## begin Records for this task
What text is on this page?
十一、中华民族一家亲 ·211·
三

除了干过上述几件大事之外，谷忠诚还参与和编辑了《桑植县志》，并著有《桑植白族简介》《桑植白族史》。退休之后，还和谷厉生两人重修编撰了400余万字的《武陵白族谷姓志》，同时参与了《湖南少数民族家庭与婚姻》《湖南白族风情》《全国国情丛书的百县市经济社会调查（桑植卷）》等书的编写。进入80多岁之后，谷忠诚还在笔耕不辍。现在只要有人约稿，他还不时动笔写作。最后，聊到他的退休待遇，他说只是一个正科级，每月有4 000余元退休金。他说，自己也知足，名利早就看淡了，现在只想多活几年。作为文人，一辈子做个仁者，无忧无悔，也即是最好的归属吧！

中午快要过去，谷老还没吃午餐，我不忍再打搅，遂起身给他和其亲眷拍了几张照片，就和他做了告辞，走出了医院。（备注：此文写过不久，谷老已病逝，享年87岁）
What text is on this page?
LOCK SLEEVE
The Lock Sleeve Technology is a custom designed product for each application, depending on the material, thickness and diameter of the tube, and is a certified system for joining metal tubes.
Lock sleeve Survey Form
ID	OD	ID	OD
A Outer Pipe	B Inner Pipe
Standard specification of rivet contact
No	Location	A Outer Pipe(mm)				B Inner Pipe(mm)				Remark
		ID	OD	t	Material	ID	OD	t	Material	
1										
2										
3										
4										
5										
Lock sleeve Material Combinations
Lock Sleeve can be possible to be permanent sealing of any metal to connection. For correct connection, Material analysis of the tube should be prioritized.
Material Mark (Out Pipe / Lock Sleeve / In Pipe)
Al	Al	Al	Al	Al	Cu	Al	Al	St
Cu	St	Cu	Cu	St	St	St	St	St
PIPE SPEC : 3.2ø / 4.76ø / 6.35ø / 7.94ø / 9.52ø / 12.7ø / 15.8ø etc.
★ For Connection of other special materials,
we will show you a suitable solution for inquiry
## end Records for this task
Written request
State how many lines of the material contain the string "tube", with no other words.

Exercise answer
2